## WHAT TO PRODUCE
Your task is to copy every line of the records below that contains "Genre".

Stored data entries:
━━━━━━━━━━━━━━━━

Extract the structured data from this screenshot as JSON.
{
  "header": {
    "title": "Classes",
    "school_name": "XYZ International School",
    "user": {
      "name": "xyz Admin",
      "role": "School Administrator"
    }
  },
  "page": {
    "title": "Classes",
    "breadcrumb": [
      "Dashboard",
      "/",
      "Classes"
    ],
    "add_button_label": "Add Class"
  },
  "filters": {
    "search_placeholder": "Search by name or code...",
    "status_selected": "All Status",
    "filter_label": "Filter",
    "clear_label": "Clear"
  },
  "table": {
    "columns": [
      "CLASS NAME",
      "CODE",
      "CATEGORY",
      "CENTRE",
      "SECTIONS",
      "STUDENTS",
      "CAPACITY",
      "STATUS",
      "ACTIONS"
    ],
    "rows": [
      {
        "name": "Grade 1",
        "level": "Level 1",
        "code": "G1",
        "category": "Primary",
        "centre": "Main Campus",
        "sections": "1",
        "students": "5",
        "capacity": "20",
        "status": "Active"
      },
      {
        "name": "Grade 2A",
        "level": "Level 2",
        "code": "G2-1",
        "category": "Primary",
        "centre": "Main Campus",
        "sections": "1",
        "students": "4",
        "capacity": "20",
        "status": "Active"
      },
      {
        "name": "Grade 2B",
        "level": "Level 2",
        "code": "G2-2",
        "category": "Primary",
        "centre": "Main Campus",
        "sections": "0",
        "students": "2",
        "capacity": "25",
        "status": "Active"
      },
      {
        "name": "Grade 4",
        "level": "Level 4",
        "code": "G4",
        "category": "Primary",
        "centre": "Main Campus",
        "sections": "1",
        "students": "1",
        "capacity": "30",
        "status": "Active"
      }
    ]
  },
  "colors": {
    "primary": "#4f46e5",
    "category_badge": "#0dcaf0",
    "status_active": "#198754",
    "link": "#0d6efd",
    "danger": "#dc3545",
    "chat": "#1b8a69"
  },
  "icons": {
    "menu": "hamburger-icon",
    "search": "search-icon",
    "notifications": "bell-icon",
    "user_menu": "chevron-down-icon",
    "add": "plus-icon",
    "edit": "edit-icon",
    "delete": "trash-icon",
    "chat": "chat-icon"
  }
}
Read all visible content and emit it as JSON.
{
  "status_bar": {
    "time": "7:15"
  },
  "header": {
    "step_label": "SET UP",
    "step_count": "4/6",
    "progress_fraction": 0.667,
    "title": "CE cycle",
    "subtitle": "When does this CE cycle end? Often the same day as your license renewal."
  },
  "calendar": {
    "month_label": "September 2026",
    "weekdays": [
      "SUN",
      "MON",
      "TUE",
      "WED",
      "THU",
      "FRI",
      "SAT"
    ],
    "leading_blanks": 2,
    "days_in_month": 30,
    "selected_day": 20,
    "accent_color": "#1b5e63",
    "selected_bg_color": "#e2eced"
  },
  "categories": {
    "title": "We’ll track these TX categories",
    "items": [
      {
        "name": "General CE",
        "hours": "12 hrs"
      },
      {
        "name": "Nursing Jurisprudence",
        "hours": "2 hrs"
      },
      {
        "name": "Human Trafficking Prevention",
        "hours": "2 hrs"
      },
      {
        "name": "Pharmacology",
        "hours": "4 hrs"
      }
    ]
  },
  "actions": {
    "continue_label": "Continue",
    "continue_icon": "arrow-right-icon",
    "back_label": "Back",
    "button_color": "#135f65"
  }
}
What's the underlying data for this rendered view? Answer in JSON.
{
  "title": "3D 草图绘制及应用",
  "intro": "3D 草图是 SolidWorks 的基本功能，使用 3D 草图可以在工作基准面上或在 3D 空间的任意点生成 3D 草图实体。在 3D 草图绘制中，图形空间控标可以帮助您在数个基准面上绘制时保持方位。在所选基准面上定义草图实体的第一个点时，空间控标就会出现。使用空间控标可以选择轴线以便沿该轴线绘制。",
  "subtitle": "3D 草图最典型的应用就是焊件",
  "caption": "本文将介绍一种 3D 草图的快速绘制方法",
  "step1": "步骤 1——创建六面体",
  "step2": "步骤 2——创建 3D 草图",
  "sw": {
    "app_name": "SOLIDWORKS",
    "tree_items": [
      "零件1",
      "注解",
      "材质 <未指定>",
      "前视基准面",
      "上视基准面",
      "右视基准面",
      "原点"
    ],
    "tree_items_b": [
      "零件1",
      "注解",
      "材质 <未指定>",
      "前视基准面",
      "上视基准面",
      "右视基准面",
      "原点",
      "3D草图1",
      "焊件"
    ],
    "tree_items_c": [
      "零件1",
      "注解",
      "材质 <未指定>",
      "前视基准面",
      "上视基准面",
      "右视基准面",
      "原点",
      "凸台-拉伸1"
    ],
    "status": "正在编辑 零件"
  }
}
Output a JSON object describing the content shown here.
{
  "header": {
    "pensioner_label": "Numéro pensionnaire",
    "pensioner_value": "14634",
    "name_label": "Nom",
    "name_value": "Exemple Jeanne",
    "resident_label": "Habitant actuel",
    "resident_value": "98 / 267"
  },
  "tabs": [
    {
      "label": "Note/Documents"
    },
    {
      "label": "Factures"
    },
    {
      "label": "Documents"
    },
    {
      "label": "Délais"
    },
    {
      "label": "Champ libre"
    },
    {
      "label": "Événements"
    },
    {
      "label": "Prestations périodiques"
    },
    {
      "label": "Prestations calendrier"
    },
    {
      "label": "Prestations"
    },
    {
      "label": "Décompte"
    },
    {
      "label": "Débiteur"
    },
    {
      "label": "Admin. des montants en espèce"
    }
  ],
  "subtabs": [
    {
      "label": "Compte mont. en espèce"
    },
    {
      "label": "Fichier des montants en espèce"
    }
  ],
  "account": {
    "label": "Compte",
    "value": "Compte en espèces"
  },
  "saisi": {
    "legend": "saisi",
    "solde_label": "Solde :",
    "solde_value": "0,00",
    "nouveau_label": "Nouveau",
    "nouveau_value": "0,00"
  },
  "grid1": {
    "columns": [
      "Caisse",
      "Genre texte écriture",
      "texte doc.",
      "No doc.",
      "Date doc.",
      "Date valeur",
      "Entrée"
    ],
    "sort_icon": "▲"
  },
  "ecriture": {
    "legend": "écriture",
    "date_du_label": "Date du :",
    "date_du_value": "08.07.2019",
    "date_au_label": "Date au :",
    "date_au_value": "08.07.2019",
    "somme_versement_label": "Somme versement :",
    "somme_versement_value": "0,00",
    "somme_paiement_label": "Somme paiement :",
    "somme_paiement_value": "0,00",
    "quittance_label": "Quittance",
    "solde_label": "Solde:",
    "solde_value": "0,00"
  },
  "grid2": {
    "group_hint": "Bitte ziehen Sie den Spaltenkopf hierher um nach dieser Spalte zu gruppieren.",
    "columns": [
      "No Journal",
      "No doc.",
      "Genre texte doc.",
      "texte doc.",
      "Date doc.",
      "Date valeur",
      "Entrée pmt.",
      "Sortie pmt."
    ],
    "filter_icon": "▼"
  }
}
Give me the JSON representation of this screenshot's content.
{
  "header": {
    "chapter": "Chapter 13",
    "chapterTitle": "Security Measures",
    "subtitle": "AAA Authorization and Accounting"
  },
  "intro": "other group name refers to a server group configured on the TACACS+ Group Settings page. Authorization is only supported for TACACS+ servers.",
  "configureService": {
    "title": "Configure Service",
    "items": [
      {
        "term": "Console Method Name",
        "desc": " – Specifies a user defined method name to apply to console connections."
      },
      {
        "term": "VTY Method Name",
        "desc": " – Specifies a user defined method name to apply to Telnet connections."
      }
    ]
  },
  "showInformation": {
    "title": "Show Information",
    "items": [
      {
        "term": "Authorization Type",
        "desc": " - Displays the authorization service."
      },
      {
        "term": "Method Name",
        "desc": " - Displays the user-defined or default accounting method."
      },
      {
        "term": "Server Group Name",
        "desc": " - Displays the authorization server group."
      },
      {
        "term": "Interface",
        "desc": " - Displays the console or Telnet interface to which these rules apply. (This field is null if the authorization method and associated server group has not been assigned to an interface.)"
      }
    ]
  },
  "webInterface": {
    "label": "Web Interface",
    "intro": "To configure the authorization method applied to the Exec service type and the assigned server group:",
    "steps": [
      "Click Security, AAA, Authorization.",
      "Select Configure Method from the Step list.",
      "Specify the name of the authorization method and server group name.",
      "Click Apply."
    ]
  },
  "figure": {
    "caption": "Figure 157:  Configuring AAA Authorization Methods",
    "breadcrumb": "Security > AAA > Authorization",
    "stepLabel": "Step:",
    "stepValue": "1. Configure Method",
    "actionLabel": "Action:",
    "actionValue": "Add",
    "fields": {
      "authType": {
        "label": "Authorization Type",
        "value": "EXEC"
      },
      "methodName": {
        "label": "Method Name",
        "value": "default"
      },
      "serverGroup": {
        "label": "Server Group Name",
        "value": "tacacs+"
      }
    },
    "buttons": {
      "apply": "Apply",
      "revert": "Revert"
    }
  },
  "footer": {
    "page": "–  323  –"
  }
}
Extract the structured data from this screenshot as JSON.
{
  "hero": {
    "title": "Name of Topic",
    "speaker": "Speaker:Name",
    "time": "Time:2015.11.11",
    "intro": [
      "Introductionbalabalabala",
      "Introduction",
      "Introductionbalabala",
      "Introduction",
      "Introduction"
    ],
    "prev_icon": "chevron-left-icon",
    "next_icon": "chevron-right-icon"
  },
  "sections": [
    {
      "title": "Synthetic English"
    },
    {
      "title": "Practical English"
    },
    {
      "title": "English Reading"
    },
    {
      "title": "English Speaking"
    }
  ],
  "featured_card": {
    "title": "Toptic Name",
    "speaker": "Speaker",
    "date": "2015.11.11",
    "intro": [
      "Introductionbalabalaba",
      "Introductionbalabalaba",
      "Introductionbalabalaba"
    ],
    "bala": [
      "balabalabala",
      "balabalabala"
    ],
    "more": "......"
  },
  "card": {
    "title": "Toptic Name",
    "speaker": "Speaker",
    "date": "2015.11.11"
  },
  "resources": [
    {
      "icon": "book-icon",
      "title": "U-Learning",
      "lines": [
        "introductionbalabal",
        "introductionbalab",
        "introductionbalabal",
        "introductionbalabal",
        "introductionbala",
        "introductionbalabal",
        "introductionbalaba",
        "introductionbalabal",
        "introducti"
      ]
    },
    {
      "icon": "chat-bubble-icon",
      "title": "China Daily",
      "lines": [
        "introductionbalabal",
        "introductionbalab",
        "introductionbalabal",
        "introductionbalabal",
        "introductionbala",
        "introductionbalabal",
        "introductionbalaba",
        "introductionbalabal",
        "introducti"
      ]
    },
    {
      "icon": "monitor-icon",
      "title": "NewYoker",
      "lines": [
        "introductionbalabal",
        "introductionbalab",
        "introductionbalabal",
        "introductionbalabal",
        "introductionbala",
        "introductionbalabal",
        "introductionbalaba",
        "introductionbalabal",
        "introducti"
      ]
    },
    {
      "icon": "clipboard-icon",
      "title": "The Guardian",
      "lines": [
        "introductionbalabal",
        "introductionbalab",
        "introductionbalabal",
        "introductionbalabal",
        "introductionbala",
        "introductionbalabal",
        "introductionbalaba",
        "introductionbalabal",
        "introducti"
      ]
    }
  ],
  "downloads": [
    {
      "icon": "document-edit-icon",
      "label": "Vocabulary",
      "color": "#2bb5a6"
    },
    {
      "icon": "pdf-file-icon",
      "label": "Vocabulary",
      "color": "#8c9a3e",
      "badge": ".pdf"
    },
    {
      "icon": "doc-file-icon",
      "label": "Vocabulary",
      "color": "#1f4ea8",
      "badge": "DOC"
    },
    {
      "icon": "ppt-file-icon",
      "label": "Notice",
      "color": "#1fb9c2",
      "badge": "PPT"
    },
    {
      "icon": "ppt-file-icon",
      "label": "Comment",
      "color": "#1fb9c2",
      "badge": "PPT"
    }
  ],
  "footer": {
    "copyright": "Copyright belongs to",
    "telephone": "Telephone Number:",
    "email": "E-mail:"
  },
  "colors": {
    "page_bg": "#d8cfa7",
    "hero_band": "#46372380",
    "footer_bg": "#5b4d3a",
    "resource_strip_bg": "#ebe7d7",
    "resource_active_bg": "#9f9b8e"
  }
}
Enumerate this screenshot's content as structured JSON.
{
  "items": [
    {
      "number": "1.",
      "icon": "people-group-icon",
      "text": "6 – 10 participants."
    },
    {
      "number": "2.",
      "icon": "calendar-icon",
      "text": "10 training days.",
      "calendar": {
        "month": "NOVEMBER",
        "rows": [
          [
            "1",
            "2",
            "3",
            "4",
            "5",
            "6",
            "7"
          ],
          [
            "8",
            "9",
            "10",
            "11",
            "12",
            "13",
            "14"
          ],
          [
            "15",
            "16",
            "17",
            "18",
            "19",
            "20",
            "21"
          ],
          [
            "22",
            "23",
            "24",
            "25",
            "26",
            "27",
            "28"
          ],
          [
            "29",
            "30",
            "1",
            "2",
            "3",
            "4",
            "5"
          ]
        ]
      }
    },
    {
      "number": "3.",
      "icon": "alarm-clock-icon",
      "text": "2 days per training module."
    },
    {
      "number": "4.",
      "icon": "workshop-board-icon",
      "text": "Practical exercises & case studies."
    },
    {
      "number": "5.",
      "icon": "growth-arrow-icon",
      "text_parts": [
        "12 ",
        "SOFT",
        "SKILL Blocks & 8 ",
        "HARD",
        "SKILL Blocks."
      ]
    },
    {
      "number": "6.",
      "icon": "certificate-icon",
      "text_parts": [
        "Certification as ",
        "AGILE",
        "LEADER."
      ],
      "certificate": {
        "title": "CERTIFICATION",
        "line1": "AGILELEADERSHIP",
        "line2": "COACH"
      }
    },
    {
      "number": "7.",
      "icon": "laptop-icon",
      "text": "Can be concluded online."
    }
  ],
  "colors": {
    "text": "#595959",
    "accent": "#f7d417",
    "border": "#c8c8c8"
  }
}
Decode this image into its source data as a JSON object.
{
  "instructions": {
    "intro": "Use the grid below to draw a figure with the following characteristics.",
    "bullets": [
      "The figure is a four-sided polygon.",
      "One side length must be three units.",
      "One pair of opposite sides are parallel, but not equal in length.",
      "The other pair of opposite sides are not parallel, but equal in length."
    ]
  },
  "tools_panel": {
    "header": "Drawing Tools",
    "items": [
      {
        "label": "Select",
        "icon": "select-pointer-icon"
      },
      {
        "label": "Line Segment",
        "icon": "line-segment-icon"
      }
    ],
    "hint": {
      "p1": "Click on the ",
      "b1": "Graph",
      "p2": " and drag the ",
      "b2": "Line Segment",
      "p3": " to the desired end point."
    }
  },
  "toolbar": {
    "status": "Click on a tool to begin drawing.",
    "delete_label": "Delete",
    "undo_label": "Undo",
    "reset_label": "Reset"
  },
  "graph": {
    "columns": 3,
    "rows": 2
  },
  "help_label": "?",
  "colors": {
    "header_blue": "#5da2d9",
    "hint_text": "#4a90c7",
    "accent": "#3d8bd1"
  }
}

━━━━━━━━━━━━━━━━

## SOLUTION TO THE PROBLEM
      "Genre texte écriture",
      "Genre texte doc.",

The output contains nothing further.